ФРАГМЕНТ ТЕКСТА:

━━━━━━━━

У этого человека, Треплева, не убит отец, у него как будто нет отца, он как бы родился случайно. Родившись, он закричал, вероятно, как все кричат, но никто ему не улыбнулся. Он человек, который будет отдан на растерзание худшему, но умелому писателю.
А на озере он строит бедный сарай, и там женщина, любимая, но слепая, рассказывает о гибели всего живого.
А дело простое.
У поэта Николая Асеева есть печальные строки:
Чайки кричали: «Чьи вы», «Чьи вы»,
Мы отвечали: «Ничьи».
Горький привез Толстому молодого Бальмонта. Толстой слушал, он поверил очень тогда любимому Горькому. Толстой хотел, чтоб ему нравился Бальмонт, – рассказывал Горький. Но Толстой говорил, «аромат солнца» – какая глупость.
Здесь встретились два поколения.
Толстой жил тогда среди хорошего леса у подножия сильно раненной горы, которая приносила к дому камни, как будто дом ей уже надоел.
А внизу, у моря, в небогатой даче, жил приехавший Чехов. Его многие любили, особенно приезжие женщины, их звали «чеховки», перефразируя слово «антоновки».
Чехов и Толстой – они перебирали звенья понимания в цепи жизни. В великих цепях, сделанных из разноколючих правд.
Проходит немного столетий – и прошлое становится понятным, и можно наступить на него, на колючую ступень к завтрашнему дню.
То, что было невозможно, становится детскими игрушками, самое страшное становится бытовой шуткой.
Но будем спокойны, корабли Колумба дошли до земли с попутным ветром и вернулись тоже с попутным ветром, хотя это уже непонятно.
Непонятны два попутных ветра туда и обратно; непонятно, как об этом узнал Колумб. А он знал. Знал дорогу и ветры. Дорогу туда и обратно.
Я слово позабыл, что я хотел сказать,
Слепая ласточка в чертог теней вернется.
Стихи эти громко читал в Доме искусств Осип Мандельштам.
Как многие поэты, он мыслил стихами произнесенными.
Он смотрел, могут ли они выжить уже сказанными.
Стихи Некрасова. Их читали над гробом Достоевского. И толпа спорила, кто лучше и можно ли говорить равно о Пушкине и Некрасове. Могут ли дышать одним воздухом эти ласточки разных слоев поэзии.
Но все возможно, как возможны леса.
Как возможен город, построенный на берегу Финского залива, на слишком плоском берегу.
Воля человека кладет камни около корней деревьев, до которых доходят волны.
И строится город, к нему приходят волны.
Вылезают волны, почти со свистящим ропотом, они шумят, «как челобитчик у дверей ему не внемлющих судей».
Стоит Медный всадник в этом городе. Хвост у коня прикасается к изгибам тела змеи, но он не прикован.
Размах мысли, проверка мысли держит медный, проверенный шаг художника.
Роман может быть хитроумно написан, но самое важное в нем то, что читатель сам найдет и откроет.
Вот что создает иллюзию реального существования выдуманных героев.

━━━━━━━━

УКАЗАНИЯ:
A. Сверьте с отрывком о Толстом, Чехове и поэтах три утверждения: (i) Горький привез к Толстому молодого Бальмонта; (ii) Чехов жил у моря в богатой даче; (iii) хвост коня Медного всадника прикован к змее. Для каждого ответьте «да» или «нет» и дословно приведите решающие слова отрывка.
B. Пожалуйста, подхватите отрывок о Толстом, Чехове и поэтах и продолжите его сразу после последней фразы.
Приведенные далее строки для работы не понадобятся.

ИСХОДНЫЕ ДАННЫЕ:
━━━━━━━━

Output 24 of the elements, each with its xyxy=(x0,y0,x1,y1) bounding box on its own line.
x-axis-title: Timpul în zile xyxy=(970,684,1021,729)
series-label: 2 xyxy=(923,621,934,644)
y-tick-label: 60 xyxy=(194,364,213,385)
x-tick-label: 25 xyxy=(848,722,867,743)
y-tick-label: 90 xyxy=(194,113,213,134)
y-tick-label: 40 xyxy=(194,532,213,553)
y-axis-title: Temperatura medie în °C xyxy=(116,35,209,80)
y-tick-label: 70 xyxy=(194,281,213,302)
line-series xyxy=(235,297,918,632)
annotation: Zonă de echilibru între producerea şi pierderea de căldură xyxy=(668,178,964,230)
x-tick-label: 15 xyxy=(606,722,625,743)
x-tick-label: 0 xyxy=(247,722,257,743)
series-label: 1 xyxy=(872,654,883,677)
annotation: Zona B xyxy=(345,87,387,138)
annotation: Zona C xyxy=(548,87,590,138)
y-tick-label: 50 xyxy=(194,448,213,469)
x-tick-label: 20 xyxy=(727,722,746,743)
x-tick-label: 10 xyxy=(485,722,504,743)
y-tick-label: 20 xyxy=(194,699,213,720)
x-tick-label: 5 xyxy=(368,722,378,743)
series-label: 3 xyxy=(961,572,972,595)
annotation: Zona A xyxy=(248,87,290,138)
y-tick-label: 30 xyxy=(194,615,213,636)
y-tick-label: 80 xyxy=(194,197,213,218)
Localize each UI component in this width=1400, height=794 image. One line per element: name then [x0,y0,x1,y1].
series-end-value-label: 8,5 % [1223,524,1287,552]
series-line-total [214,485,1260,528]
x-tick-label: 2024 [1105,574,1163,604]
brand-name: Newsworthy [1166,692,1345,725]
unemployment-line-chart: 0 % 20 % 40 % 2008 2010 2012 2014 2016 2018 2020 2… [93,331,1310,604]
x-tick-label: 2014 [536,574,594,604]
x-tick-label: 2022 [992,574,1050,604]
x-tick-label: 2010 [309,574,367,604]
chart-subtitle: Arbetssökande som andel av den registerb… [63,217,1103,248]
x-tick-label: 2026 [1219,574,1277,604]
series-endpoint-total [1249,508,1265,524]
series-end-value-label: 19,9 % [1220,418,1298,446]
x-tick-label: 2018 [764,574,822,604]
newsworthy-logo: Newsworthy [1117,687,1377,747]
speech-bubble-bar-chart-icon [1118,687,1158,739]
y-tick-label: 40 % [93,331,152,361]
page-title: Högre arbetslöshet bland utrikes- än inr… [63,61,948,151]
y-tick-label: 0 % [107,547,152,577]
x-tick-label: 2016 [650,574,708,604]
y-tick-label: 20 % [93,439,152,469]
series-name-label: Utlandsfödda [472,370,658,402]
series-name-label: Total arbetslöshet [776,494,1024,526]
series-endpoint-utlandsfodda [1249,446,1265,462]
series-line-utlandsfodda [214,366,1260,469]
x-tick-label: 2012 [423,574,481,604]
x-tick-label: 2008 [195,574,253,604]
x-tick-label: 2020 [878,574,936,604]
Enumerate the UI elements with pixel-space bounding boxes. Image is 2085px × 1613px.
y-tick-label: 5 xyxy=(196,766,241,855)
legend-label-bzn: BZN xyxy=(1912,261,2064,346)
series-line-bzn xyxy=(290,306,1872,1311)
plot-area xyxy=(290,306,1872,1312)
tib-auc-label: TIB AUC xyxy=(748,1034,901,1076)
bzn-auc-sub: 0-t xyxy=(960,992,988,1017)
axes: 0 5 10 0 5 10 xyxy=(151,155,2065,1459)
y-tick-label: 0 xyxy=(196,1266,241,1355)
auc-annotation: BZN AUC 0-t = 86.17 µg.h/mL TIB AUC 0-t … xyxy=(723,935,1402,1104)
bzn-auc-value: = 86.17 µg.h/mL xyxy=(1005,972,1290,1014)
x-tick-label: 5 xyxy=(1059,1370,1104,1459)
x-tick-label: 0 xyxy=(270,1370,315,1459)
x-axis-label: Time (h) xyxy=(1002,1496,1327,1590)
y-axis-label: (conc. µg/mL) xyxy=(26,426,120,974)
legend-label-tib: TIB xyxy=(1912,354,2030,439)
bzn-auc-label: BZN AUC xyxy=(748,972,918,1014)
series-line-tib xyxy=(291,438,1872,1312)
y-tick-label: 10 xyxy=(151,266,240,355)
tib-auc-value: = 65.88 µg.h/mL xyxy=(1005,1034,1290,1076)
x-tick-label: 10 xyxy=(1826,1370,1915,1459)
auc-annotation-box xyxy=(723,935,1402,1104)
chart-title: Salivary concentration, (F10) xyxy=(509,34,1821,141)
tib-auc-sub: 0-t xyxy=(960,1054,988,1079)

━━━━━━━━

ОТВЕТЫ ПО ЗАДАНИЯМ:
A.
(i) Да: «Горький привез Толстому молодого Бальмонта».
(ii) Нет: «А внизу, у моря, в небогатой даче, жил приехавший Чехов».
(iii) Нет: «Хвост у коня прикасается к изгибам тела змеи, но он не прикован».

B.
В «Короле Лире» Шекспира есть слуга короля, шут, он в конце трагедии исчезает, и исчезает не случайно. Скорее всего потому, что в труппе Шекспира было меньше людей, чем тех вымышленных фамилий, которые потом исчезают, забываются. Один человек играет две-три роли, ролей много, людей мало.
Человек, которым мы заинтересовались и который нам казался самым важным, он как бы исчезает, нам это исчезновение не дает покоя.
Когда король Лир ослабевает и лишается свиты рыцарей, то их как будто и не было, они как будто идут в сокращение штатов, приказали сократить – и вот кто-то выпал. Но у короля Лира есть шут. Когда «Короля Лира» ставил Григорий Козинцев в кино, он человека, шута, который говорит, переделал в человека, который поет. И заказал музыку большому композитору.
В искусстве есть свои заповеди блаженства.
У Диккенса самое важное – не главный герой, а люди-подсвечники, люди, «обслуживающие» главных героев. Как будто ничего не значащие, но они удивляют нас своим приходом, и мы на них смотрим с благодарностью.
Диккенс в предисловии к книге «Давид Копперфильд» говорит, что он любит всех героев, которых он создал, но в глубочайших тайниках своего сердца любит Давида Копперфильда.
И Толстой больше всех любил Давида. А он как будто нить, сшивающая аттракционы, те аттракционы, которые мы считаем неглавными.
В романе «Давид Копперфильд» есть люди, которые неожиданны, как вспыхнувшая молния без грома.
Бабушка, которая появляется в странной и неправдоподобной роли. Она пришла радоваться рождению девочки, а родился мальчик, и старуха ушла разгневанной. Но этого мальчика, потерянного и не защищенного ею, она потом полюбит, и спасет ему жизнь, и окажется в его жизни решающей фигурой.
Есть еще герой – сумасшедший Дик. Он дает странные советы, которые оказываются волшебными. Он спасает Давида. Он же спасает человека, который подавлен ревностью.
Дик решается вмешаться. Он может себе это позволить, не только потому, что он сумасшедший, но и потому, что он человек, не ограниченный страхом. Человек, который вне суда. Он точно убивает ревность, он рассказывает, что такое отношение людей друг к другу, он человек, развязывающий узел интриги.
Блаженны обиженные.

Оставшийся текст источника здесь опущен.